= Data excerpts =
---
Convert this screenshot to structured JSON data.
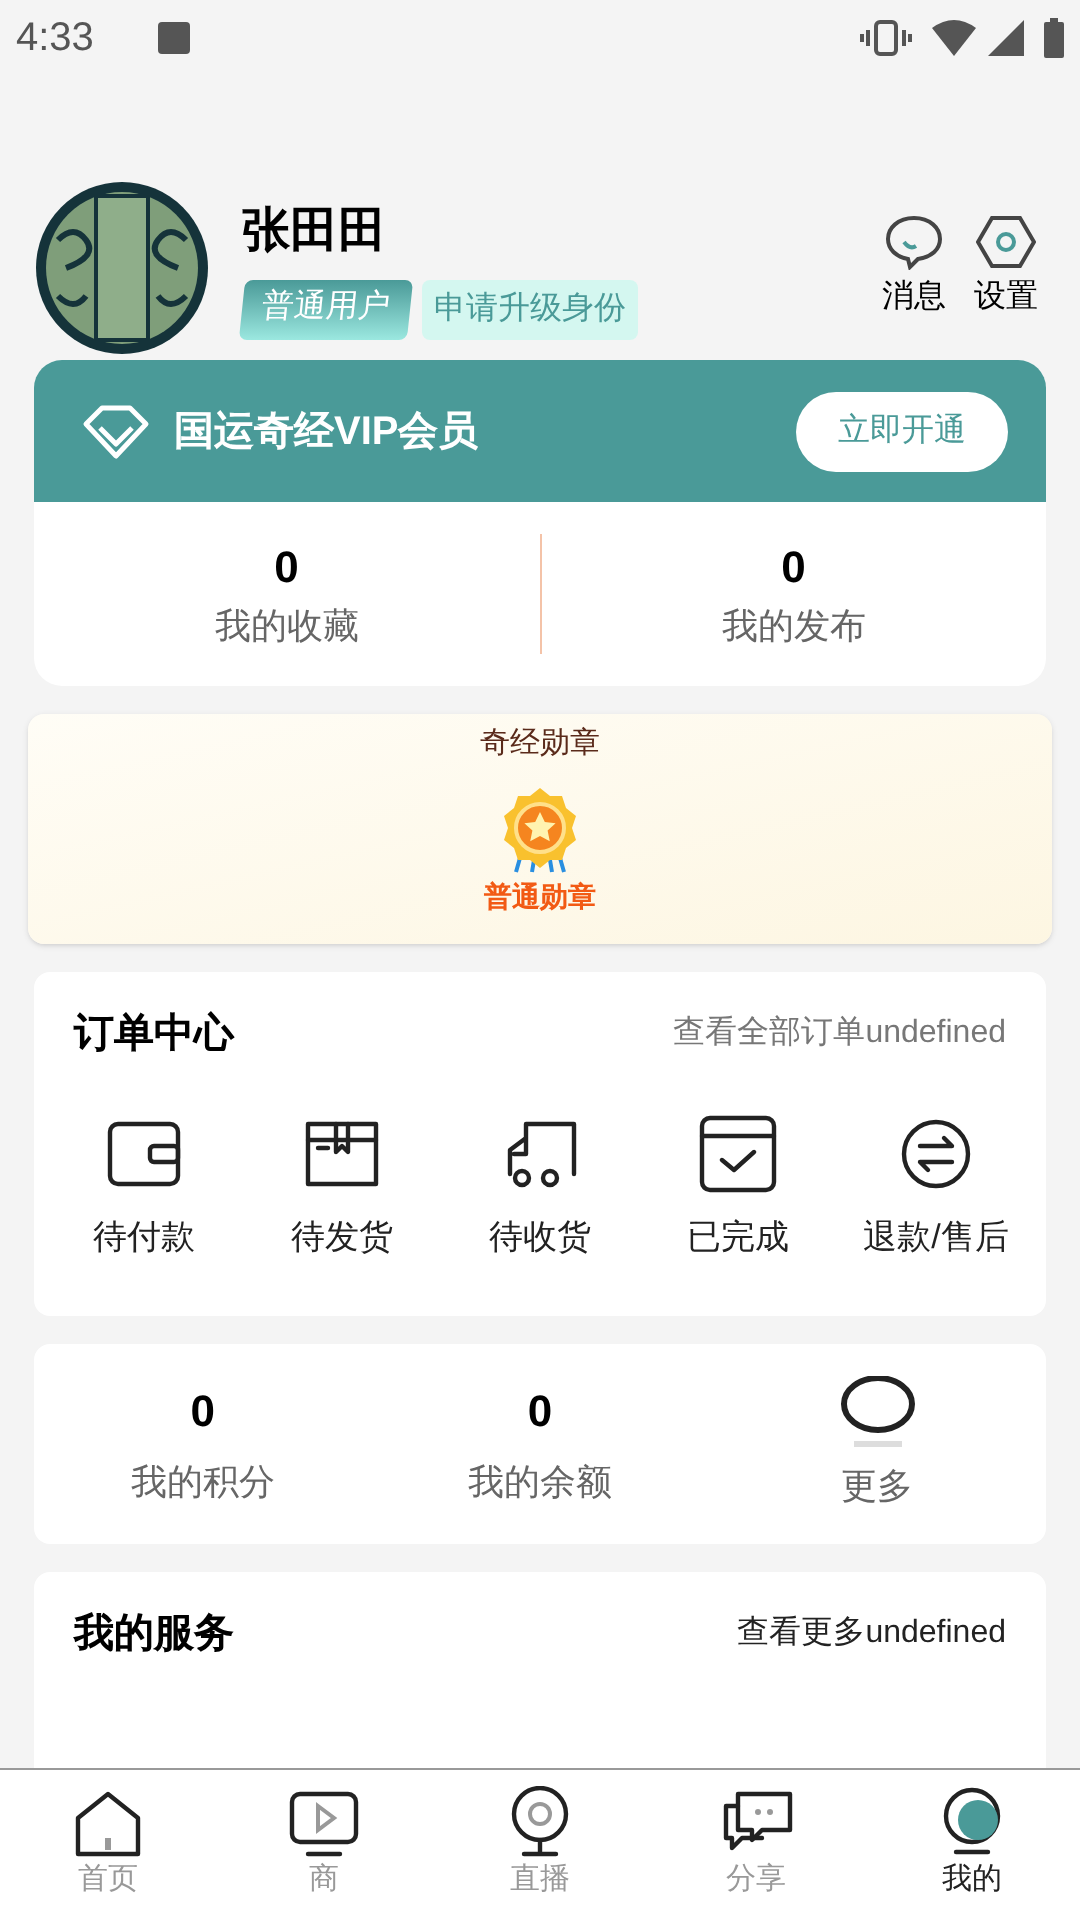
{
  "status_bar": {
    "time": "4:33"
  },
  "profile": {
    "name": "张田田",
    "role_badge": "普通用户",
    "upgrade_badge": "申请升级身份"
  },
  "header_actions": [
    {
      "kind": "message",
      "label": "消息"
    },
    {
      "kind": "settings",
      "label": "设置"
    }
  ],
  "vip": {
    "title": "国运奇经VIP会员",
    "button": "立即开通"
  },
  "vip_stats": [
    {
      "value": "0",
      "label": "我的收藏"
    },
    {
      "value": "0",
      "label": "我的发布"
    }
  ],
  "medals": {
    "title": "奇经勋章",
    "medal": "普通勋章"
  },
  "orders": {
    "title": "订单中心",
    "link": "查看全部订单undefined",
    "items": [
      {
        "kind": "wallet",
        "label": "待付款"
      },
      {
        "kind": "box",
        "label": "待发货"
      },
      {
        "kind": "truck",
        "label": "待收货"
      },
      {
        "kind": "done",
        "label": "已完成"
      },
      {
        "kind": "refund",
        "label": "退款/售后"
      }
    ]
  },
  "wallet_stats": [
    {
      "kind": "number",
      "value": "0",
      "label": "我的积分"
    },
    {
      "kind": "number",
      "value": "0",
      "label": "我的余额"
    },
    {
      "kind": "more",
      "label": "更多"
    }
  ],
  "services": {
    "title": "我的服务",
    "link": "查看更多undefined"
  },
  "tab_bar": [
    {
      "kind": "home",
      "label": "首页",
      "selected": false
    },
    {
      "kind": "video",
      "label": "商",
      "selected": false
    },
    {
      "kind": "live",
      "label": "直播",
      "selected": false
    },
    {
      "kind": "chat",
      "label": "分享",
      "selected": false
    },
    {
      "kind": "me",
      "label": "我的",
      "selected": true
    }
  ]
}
---
= Task brief =
Collect every line above that contains the word "link".

= The response =
    "link": "查看全部订单undefined",
    "link": "查看更多undefined"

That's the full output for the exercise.